#### Instructions to follow:
Copy out the stretch from the start of the records through the line that contains "raw-value-dot [860, 658, 864, 663]", reproducing each line exactly.

++++ Data extract ++++

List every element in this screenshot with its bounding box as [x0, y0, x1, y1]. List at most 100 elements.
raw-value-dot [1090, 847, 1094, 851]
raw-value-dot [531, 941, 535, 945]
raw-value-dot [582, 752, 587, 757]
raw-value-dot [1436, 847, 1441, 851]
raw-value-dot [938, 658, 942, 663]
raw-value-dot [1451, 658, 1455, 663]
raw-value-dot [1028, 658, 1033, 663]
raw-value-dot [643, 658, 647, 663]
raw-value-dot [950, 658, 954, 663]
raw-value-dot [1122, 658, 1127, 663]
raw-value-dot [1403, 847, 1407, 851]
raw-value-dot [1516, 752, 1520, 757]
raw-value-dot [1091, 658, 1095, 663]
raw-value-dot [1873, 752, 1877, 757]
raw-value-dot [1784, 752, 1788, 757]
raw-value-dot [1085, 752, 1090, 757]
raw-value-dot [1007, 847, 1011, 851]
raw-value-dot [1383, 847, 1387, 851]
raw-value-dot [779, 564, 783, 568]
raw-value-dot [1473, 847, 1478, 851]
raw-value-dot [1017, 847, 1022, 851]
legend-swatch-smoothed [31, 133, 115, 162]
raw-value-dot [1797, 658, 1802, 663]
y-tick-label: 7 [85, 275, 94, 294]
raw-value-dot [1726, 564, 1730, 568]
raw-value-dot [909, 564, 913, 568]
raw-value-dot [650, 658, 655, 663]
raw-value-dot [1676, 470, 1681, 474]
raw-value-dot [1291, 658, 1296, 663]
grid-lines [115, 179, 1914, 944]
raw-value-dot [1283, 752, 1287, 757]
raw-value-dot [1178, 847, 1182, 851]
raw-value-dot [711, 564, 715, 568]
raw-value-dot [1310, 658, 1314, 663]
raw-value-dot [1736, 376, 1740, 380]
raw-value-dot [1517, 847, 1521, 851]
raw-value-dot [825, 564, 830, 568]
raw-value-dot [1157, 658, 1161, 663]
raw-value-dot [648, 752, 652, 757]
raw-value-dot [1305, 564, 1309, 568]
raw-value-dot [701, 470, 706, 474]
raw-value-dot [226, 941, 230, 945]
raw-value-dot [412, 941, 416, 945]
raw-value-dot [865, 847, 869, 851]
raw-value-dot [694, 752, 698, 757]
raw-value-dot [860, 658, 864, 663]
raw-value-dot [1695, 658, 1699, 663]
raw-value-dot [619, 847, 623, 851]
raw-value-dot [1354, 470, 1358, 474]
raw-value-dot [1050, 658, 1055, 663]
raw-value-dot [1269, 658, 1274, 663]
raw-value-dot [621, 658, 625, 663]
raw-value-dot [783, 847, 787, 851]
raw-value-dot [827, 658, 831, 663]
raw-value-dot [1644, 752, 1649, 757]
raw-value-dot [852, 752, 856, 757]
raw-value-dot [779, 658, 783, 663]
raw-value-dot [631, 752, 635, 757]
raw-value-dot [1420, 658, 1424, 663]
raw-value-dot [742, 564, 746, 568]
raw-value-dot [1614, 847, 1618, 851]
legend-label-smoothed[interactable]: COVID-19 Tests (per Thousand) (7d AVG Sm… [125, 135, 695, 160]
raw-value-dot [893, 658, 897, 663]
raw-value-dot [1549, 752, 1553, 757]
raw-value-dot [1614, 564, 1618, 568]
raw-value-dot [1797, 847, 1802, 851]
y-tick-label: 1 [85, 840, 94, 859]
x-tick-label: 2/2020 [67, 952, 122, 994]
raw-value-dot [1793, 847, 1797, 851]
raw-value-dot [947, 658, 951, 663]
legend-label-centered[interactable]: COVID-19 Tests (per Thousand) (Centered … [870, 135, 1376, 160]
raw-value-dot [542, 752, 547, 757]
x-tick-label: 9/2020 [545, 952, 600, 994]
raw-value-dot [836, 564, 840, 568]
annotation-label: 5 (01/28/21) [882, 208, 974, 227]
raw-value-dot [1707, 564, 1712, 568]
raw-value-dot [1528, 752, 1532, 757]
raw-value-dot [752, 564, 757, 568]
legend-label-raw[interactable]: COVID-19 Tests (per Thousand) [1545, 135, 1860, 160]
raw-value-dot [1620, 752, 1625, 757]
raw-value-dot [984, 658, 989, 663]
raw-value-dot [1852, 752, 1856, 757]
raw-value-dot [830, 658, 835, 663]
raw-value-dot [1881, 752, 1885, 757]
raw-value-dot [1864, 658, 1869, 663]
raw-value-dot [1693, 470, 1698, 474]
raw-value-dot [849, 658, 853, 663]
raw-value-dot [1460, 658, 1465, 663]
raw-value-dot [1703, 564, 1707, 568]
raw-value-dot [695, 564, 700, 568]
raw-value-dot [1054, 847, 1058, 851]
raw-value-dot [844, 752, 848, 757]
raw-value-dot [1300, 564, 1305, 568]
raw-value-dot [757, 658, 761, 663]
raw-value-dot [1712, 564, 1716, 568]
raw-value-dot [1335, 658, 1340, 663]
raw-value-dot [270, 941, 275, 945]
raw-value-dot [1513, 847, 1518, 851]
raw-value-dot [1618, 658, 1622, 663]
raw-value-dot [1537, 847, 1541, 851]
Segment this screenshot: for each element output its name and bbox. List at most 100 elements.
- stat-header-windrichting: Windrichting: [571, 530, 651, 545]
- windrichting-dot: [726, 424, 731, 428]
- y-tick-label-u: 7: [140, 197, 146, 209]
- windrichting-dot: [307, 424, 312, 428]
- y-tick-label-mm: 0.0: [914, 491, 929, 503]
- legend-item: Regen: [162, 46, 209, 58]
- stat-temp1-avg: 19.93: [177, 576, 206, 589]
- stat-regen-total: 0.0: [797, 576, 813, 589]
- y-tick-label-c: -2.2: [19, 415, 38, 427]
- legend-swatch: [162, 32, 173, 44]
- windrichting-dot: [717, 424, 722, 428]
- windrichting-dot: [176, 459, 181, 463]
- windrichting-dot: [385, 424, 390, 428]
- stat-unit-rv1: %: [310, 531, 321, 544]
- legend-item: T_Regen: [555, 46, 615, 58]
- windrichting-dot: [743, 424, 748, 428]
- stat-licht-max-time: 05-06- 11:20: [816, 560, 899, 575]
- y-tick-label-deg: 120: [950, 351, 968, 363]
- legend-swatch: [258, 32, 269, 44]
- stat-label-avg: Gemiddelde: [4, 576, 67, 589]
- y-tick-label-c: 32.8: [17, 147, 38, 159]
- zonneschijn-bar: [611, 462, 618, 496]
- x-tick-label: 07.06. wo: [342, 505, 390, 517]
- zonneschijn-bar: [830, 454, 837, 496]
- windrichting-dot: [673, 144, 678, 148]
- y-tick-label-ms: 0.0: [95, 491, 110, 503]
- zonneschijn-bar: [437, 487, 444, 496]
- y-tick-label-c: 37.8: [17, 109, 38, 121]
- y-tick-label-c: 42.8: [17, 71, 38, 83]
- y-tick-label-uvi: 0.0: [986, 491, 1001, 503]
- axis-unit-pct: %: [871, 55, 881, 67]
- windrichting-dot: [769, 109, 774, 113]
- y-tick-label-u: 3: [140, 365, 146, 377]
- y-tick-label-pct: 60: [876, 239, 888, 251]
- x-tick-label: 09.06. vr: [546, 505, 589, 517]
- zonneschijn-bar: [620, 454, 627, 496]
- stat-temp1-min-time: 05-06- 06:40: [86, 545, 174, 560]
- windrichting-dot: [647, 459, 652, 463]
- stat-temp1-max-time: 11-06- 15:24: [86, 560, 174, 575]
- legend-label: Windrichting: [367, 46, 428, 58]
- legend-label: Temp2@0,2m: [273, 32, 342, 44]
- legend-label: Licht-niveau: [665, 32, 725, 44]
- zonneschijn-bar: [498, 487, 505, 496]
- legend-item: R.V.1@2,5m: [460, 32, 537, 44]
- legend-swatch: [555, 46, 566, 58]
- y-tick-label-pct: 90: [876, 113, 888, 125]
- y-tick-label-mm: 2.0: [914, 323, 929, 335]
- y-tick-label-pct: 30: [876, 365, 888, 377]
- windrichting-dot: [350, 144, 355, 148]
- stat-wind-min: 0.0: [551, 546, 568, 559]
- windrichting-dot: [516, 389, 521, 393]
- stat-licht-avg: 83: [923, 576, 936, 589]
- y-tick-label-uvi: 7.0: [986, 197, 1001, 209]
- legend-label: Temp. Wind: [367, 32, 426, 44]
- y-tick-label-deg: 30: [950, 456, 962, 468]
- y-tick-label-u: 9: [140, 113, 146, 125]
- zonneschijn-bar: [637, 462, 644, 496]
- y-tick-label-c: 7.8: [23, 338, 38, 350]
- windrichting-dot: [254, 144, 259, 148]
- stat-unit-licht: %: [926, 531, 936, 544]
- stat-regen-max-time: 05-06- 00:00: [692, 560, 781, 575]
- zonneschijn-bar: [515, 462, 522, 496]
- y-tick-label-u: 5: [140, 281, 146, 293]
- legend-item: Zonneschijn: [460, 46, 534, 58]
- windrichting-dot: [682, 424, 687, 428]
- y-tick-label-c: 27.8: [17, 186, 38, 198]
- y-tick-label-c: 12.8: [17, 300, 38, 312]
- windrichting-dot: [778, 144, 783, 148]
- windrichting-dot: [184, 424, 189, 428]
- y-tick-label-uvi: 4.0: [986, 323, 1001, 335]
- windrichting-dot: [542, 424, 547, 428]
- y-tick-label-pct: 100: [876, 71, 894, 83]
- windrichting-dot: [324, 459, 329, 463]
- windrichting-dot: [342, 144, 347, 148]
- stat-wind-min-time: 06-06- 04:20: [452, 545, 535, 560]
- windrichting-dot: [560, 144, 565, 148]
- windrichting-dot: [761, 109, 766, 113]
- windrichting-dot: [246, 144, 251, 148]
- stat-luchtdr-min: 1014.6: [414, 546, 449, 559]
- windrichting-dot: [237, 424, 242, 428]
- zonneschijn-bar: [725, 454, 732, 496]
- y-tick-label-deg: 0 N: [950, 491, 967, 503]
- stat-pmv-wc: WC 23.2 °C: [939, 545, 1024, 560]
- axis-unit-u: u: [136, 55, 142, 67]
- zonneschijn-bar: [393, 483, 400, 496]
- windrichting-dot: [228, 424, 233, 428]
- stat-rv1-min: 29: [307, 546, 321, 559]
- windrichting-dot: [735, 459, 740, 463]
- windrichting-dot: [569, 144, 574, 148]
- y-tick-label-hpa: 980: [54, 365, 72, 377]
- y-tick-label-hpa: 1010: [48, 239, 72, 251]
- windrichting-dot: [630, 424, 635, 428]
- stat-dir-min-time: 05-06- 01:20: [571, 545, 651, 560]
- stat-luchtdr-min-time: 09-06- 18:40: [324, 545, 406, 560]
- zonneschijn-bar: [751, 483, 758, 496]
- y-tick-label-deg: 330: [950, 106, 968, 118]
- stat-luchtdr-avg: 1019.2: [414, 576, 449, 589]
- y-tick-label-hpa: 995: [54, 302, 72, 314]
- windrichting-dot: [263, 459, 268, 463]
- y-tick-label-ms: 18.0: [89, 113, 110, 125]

++++

#### The solution:
List every element in this screenshot with its bounding box as [x0, y0, x1, y1]. List at most 100 elements.
raw-value-dot [1090, 847, 1094, 851]
raw-value-dot [531, 941, 535, 945]
raw-value-dot [582, 752, 587, 757]
raw-value-dot [1436, 847, 1441, 851]
raw-value-dot [938, 658, 942, 663]
raw-value-dot [1451, 658, 1455, 663]
raw-value-dot [1028, 658, 1033, 663]
raw-value-dot [643, 658, 647, 663]
raw-value-dot [950, 658, 954, 663]
raw-value-dot [1122, 658, 1127, 663]
raw-value-dot [1403, 847, 1407, 851]
raw-value-dot [1516, 752, 1520, 757]
raw-value-dot [1091, 658, 1095, 663]
raw-value-dot [1873, 752, 1877, 757]
raw-value-dot [1784, 752, 1788, 757]
raw-value-dot [1085, 752, 1090, 757]
raw-value-dot [1007, 847, 1011, 851]
raw-value-dot [1383, 847, 1387, 851]
raw-value-dot [779, 564, 783, 568]
raw-value-dot [1473, 847, 1478, 851]
raw-value-dot [1017, 847, 1022, 851]
legend-swatch-smoothed [31, 133, 115, 162]
raw-value-dot [1797, 658, 1802, 663]
y-tick-label: 7 [85, 275, 94, 294]
raw-value-dot [1726, 564, 1730, 568]
raw-value-dot [909, 564, 913, 568]
raw-value-dot [650, 658, 655, 663]
raw-value-dot [1676, 470, 1681, 474]
raw-value-dot [1291, 658, 1296, 663]
grid-lines [115, 179, 1914, 944]
raw-value-dot [1283, 752, 1287, 757]
raw-value-dot [1178, 847, 1182, 851]
raw-value-dot [711, 564, 715, 568]
raw-value-dot [1310, 658, 1314, 663]
raw-value-dot [1736, 376, 1740, 380]
raw-value-dot [1517, 847, 1521, 851]
raw-value-dot [825, 564, 830, 568]
raw-value-dot [1157, 658, 1161, 663]
raw-value-dot [648, 752, 652, 757]
raw-value-dot [1305, 564, 1309, 568]
raw-value-dot [701, 470, 706, 474]
raw-value-dot [226, 941, 230, 945]
raw-value-dot [412, 941, 416, 945]
raw-value-dot [865, 847, 869, 851]
raw-value-dot [694, 752, 698, 757]
raw-value-dot [860, 658, 864, 663]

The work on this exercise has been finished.